[Start of Given records]
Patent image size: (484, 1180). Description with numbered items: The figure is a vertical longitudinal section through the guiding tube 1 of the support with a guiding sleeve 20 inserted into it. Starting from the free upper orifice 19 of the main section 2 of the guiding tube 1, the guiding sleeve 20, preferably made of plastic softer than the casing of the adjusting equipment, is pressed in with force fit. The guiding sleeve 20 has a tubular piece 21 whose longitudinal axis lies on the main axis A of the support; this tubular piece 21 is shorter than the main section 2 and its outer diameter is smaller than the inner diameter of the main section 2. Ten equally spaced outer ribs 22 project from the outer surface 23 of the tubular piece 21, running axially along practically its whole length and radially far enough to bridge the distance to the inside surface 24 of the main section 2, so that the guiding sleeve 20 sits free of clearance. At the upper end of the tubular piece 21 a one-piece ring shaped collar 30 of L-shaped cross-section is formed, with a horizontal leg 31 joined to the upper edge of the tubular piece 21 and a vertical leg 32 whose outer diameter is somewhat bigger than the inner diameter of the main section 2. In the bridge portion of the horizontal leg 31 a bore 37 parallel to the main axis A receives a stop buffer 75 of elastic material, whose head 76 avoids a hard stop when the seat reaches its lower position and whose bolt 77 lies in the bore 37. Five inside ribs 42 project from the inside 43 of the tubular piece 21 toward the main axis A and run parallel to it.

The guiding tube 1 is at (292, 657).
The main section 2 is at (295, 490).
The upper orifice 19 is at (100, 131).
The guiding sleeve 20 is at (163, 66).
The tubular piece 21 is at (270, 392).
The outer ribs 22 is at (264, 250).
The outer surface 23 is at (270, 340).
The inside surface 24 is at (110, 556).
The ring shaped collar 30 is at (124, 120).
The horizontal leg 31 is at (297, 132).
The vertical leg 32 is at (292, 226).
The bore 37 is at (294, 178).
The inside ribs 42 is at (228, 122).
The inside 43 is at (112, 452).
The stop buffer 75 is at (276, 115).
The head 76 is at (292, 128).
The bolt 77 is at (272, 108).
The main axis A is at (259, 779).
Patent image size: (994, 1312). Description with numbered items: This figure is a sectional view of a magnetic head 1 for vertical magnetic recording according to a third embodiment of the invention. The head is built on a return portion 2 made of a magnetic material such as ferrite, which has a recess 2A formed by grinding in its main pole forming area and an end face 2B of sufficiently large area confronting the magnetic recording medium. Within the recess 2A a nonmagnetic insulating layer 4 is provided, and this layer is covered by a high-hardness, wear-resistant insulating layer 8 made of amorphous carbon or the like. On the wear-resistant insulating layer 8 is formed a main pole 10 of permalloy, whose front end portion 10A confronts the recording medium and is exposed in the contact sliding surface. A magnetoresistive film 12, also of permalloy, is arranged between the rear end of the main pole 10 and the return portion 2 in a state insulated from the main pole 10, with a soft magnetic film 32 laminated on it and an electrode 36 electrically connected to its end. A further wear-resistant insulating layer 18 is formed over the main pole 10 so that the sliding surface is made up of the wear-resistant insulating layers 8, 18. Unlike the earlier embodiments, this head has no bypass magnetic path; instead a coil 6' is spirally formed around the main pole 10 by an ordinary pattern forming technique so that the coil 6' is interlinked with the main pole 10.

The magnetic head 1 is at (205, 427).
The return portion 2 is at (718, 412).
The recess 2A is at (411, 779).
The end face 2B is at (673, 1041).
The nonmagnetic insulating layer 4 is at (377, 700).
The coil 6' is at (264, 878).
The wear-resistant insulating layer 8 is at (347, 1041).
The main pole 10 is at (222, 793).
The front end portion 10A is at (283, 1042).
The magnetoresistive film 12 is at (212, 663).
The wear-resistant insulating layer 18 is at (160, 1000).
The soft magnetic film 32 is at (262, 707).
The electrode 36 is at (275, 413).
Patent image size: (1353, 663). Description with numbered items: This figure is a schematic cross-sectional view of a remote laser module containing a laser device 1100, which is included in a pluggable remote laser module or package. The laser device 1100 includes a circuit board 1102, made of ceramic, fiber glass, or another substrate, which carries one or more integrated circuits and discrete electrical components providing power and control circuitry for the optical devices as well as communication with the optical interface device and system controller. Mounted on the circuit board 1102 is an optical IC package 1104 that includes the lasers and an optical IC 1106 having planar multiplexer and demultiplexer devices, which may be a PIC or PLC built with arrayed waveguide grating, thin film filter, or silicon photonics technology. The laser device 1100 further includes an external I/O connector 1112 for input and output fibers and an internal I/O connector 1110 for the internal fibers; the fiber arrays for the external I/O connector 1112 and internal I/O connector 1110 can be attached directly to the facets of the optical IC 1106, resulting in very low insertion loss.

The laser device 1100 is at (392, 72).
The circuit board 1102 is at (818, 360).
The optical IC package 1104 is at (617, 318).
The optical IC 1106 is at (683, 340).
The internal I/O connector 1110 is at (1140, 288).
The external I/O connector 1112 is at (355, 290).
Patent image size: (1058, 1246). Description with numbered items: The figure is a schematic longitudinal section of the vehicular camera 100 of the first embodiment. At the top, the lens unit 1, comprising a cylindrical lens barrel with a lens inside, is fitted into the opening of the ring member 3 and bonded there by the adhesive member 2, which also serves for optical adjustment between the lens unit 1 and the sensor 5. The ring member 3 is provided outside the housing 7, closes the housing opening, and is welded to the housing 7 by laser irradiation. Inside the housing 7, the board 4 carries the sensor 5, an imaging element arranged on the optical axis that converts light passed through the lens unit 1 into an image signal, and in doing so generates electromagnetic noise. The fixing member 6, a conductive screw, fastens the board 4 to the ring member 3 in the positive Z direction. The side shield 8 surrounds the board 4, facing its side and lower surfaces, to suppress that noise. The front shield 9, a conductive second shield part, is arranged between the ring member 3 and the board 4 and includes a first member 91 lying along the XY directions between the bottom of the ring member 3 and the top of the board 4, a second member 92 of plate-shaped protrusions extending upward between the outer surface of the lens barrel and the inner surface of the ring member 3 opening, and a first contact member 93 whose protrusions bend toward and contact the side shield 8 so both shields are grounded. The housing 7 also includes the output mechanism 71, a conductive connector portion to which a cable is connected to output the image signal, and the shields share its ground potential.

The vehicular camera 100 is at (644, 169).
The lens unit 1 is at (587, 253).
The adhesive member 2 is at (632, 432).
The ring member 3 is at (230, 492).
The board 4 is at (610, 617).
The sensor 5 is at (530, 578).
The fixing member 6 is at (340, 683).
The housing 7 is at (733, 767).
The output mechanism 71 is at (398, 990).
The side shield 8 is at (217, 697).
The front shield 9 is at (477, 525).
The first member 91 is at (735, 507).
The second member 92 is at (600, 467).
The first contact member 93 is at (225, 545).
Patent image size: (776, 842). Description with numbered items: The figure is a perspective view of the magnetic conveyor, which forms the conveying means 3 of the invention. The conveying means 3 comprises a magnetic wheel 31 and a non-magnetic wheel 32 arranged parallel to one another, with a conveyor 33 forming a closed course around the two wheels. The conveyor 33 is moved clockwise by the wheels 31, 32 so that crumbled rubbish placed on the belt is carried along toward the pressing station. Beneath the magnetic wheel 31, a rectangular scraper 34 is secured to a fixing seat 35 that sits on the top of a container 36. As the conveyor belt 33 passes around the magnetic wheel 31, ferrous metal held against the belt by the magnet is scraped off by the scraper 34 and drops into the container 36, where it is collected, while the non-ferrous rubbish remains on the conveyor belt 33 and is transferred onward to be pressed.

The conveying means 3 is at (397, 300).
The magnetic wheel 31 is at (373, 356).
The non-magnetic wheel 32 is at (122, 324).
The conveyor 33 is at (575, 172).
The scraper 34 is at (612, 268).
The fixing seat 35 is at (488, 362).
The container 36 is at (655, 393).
[End of Given records]
__Your objective__: Reproduce the listing above, changing every occurrence of "Patent image size" to "Figure dimensions" and leaving everything else unchanged.

__Solution to the problem__:
Figure dimensions: (484, 1180). Description with numbered items: The figure is a vertical longitudinal section through the guiding tube 1 of the support with a guiding sleeve 20 inserted into it. Starting from the free upper orifice 19 of the main section 2 of the guiding tube 1, the guiding sleeve 20, preferably made of plastic softer than the casing of the adjusting equipment, is pressed in with force fit. The guiding sleeve 20 has a tubular piece 21 whose longitudinal axis lies on the main axis A of the support; this tubular piece 21 is shorter than the main section 2 and its outer diameter is smaller than the inner diameter of the main section 2. Ten equally spaced outer ribs 22 project from the outer surface 23 of the tubular piece 21, running axially along practically its whole length and radially far enough to bridge the distance to the inside surface 24 of the main section 2, so that the guiding sleeve 20 sits free of clearance. At the upper end of the tubular piece 21 a one-piece ring shaped collar 30 of L-shaped cross-section is formed, with a horizontal leg 31 joined to the upper edge of the tubular piece 21 and a vertical leg 32 whose outer diameter is somewhat bigger than the inner diameter of the main section 2. In the bridge portion of the horizontal leg 31 a bore 37 parallel to the main axis A receives a stop buffer 75 of elastic material, whose head 76 avoids a hard stop when the seat reaches its lower position and whose bolt 77 lies in the bore 37. Five inside ribs 42 project from the inside 43 of the tubular piece 21 toward the main axis A and run parallel to it.

The guiding tube 1 is at (292, 657).
The main section 2 is at (295, 490).
The upper orifice 19 is at (100, 131).
The guiding sleeve 20 is at (163, 66).
The tubular piece 21 is at (270, 392).
The outer ribs 22 is at (264, 250).
The outer surface 23 is at (270, 340).
The inside surface 24 is at (110, 556).
The ring shaped collar 30 is at (124, 120).
The horizontal leg 31 is at (297, 132).
The vertical leg 32 is at (292, 226).
The bore 37 is at (294, 178).
The inside ribs 42 is at (228, 122).
The inside 43 is at (112, 452).
The stop buffer 75 is at (276, 115).
The head 76 is at (292, 128).
The bolt 77 is at (272, 108).
The main axis A is at (259, 779).
Figure dimensions: (994, 1312). Description with numbered items: This figure is a sectional view of a magnetic head 1 for vertical magnetic recording according to a third embodiment of the invention. The head is built on a return portion 2 made of a magnetic material such as ferrite, which has a recess 2A formed by grinding in its main pole forming area and an end face 2B of sufficiently large area confronting the magnetic recording medium. Within the recess 2A a nonmagnetic insulating layer 4 is provided, and this layer is covered by a high-hardness, wear-resistant insulating layer 8 made of amorphous carbon or the like. On the wear-resistant insulating layer 8 is formed a main pole 10 of permalloy, whose front end portion 10A confronts the recording medium and is exposed in the contact sliding surface. A magnetoresistive film 12, also of permalloy, is arranged between the rear end of the main pole 10 and the return portion 2 in a state insulated from the main pole 10, with a soft magnetic film 32 laminated on it and an electrode 36 electrically connected to its end. A further wear-resistant insulating layer 18 is formed over the main pole 10 so that the sliding surface is made up of the wear-resistant insulating layers 8, 18. Unlike the earlier embodiments, this head has no bypass magnetic path; instead a coil 6' is spirally formed around the main pole 10 by an ordinary pattern forming technique so that the coil 6' is interlinked with the main pole 10.

The magnetic head 1 is at (205, 427).
The return portion 2 is at (718, 412).
The recess 2A is at (411, 779).
The end face 2B is at (673, 1041).
The nonmagnetic insulating layer 4 is at (377, 700).
The coil 6' is at (264, 878).
The wear-resistant insulating layer 8 is at (347, 1041).
The main pole 10 is at (222, 793).
The front end portion 10A is at (283, 1042).
The magnetoresistive film 12 is at (212, 663).
The wear-resistant insulating layer 18 is at (160, 1000).
The soft magnetic film 32 is at (262, 707).
The electrode 36 is at (275, 413).
Figure dimensions: (1353, 663). Description with numbered items: This figure is a schematic cross-sectional view of a remote laser module containing a laser device 1100, which is included in a pluggable remote laser module or package. The laser device 1100 includes a circuit board 1102, made of ceramic, fiber glass, or another substrate, which carries one or more integrated circuits and discrete electrical components providing power and control circuitry for the optical devices as well as communication with the optical interface device and system controller. Mounted on the circuit board 1102 is an optical IC package 1104 that includes the lasers and an optical IC 1106 having planar multiplexer and demultiplexer devices, which may be a PIC or PLC built with arrayed waveguide grating, thin film filter, or silicon photonics technology. The laser device 1100 further includes an external I/O connector 1112 for input and output fibers and an internal I/O connector 1110 for the internal fibers; the fiber arrays for the external I/O connector 1112 and internal I/O connector 1110 can be attached directly to the facets of the optical IC 1106, resulting in very low insertion loss.

The laser device 1100 is at (392, 72).
The circuit board 1102 is at (818, 360).
The optical IC package 1104 is at (617, 318).
The optical IC 1106 is at (683, 340).
The internal I/O connector 1110 is at (1140, 288).
The external I/O connector 1112 is at (355, 290).
Figure dimensions: (1058, 1246). Description with numbered items: The figure is a schematic longitudinal section of the vehicular camera 100 of the first embodiment. At the top, the lens unit 1, comprising a cylindrical lens barrel with a lens inside, is fitted into the opening of the ring member 3 and bonded there by the adhesive member 2, which also serves for optical adjustment between the lens unit 1 and the sensor 5. The ring member 3 is provided outside the housing 7, closes the housing opening, and is welded to the housing 7 by laser irradiation. Inside the housing 7, the board 4 carries the sensor 5, an imaging element arranged on the optical axis that converts light passed through the lens unit 1 into an image signal, and in doing so generates electromagnetic noise. The fixing member 6, a conductive screw, fastens the board 4 to the ring member 3 in the positive Z direction. The side shield 8 surrounds the board 4, facing its side and lower surfaces, to suppress that noise. The front shield 9, a conductive second shield part, is arranged between the ring member 3 and the board 4 and includes a first member 91 lying along the XY directions between the bottom of the ring member 3 and the top of the board 4, a second member 92 of plate-shaped protrusions extending upward between the outer surface of the lens barrel and the inner surface of the ring member 3 opening, and a first contact member 93 whose protrusions bend toward and contact the side shield 8 so both shields are grounded. The housing 7 also includes the output mechanism 71, a conductive connector portion to which a cable is connected to output the image signal, and the shields share its ground potential.

The vehicular camera 100 is at (644, 169).
The lens unit 1 is at (587, 253).
The adhesive member 2 is at (632, 432).
The ring member 3 is at (230, 492).
The board 4 is at (610, 617).
The sensor 5 is at (530, 578).
The fixing member 6 is at (340, 683).
The housing 7 is at (733, 767).
The output mechanism 71 is at (398, 990).
The side shield 8 is at (217, 697).
The front shield 9 is at (477, 525).
The first member 91 is at (735, 507).
The second member 92 is at (600, 467).
The first contact member 93 is at (225, 545).
Figure dimensions: (776, 842). Description with numbered items: The figure is a perspective view of the magnetic conveyor, which forms the conveying means 3 of the invention. The conveying means 3 comprises a magnetic wheel 31 and a non-magnetic wheel 32 arranged parallel to one another, with a conveyor 33 forming a closed course around the two wheels. The conveyor 33 is moved clockwise by the wheels 31, 32 so that crumbled rubbish placed on the belt is carried along toward the pressing station. Beneath the magnetic wheel 31, a rectangular scraper 34 is secured to a fixing seat 35 that sits on the top of a container 36. As the conveyor belt 33 passes around the magnetic wheel 31, ferrous metal held against the belt by the magnet is scraped off by the scraper 34 and drops into the container 36, where it is collected, while the non-ferrous rubbish remains on the conveyor belt 33 and is transferred onward to be pressed.

The conveying means 3 is at (397, 300).
The magnetic wheel 31 is at (373, 356).
The non-magnetic wheel 32 is at (122, 324).
The conveyor 33 is at (575, 172).
The scraper 34 is at (612, 268).
The fixing seat 35 is at (488, 362).
The container 36 is at (655, 393).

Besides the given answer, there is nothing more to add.